-- Begin --
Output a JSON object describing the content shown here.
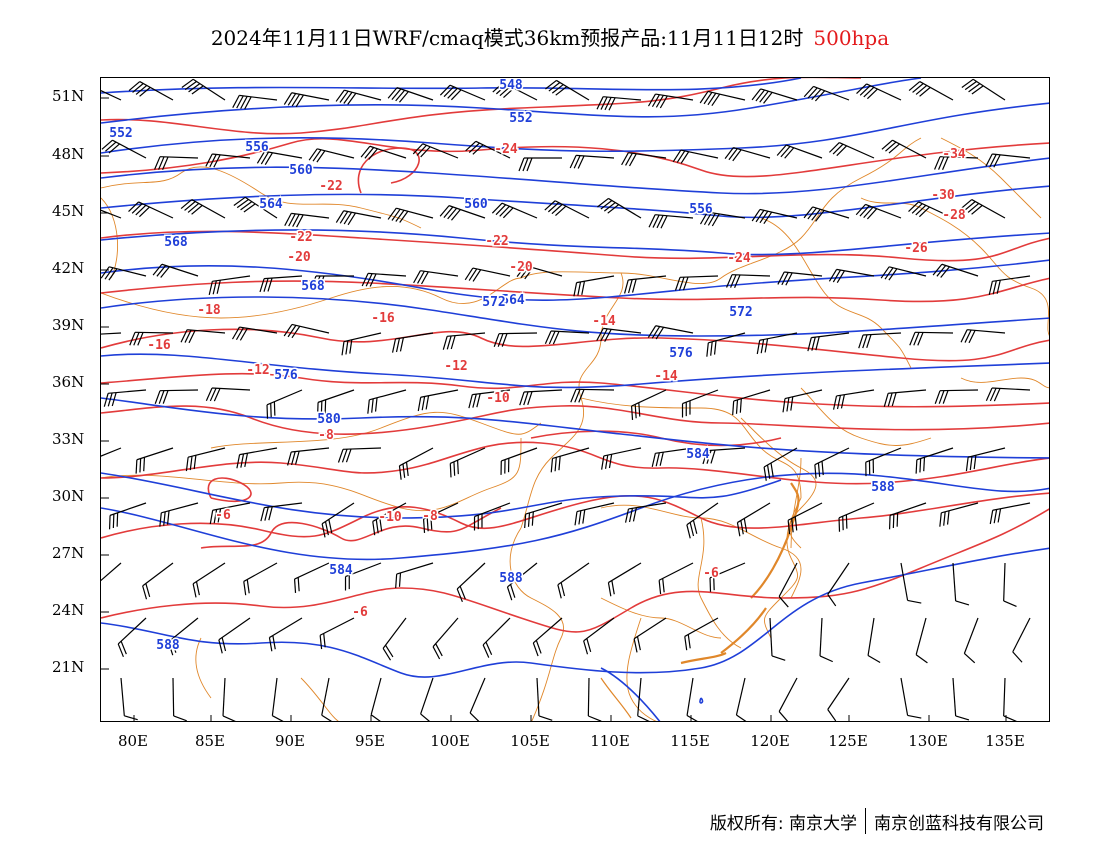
{
  "title": {
    "main": "2024年11月11日WRF/cmaq模式36km预报产品:11月11日12时",
    "level": "500hpa"
  },
  "axes": {
    "y_ticks": [
      "51N",
      "48N",
      "45N",
      "42N",
      "39N",
      "36N",
      "33N",
      "30N",
      "27N",
      "24N",
      "21N"
    ],
    "x_ticks": [
      "80E",
      "85E",
      "90E",
      "95E",
      "100E",
      "105E",
      "110E",
      "115E",
      "120E",
      "125E",
      "130E",
      "135E"
    ]
  },
  "colors": {
    "geopotential": "#1f3fd8",
    "temperature": "#e23b3b",
    "boundary": "#e0872a",
    "wind": "#000000"
  },
  "height_labels": [
    "548",
    "552",
    "552",
    "556",
    "556",
    "560",
    "560",
    "564",
    "564",
    "568",
    "568",
    "572",
    "572",
    "576",
    "576",
    "580",
    "584",
    "584",
    "588",
    "588",
    "588"
  ],
  "temp_labels": [
    "-34",
    "-30",
    "-28",
    "-26",
    "-24",
    "-24",
    "-22",
    "-22",
    "-22",
    "-20",
    "-20",
    "-18",
    "-16",
    "-16",
    "-14",
    "-14",
    "-12",
    "-12",
    "-10",
    "-10",
    "-8",
    "-8",
    "-6",
    "-6",
    "-6"
  ],
  "footer": {
    "left": "版权所有: 南京大学",
    "right": "南京创蓝科技有限公司"
  }
}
-- End --
* DIRECTION *
Set down every record once more, word for word, without pictures.

* EXERCISE OUTPUT *
Output a JSON object describing the content shown here.
{
  "title": {
    "main": "2024年11月11日WRF/cmaq模式36km预报产品:11月11日12时",
    "level": "500hpa"
  },
  "axes": {
    "y_ticks": [
      "51N",
      "48N",
      "45N",
      "42N",
      "39N",
      "36N",
      "33N",
      "30N",
      "27N",
      "24N",
      "21N"
    ],
    "x_ticks": [
      "80E",
      "85E",
      "90E",
      "95E",
      "100E",
      "105E",
      "110E",
      "115E",
      "120E",
      "125E",
      "130E",
      "135E"
    ]
  },
  "colors": {
    "geopotential": "#1f3fd8",
    "temperature": "#e23b3b",
    "boundary": "#e0872a",
    "wind": "#000000"
  },
  "height_labels": [
    "548",
    "552",
    "552",
    "556",
    "556",
    "560",
    "560",
    "564",
    "564",
    "568",
    "568",
    "572",
    "572",
    "576",
    "576",
    "580",
    "584",
    "584",
    "588",
    "588",
    "588"
  ],
  "temp_labels": [
    "-34",
    "-30",
    "-28",
    "-26",
    "-24",
    "-24",
    "-22",
    "-22",
    "-22",
    "-20",
    "-20",
    "-18",
    "-16",
    "-16",
    "-14",
    "-14",
    "-12",
    "-12",
    "-10",
    "-10",
    "-8",
    "-8",
    "-6",
    "-6",
    "-6"
  ],
  "footer": {
    "left": "版权所有: 南京大学",
    "right": "南京创蓝科技有限公司"
  }
}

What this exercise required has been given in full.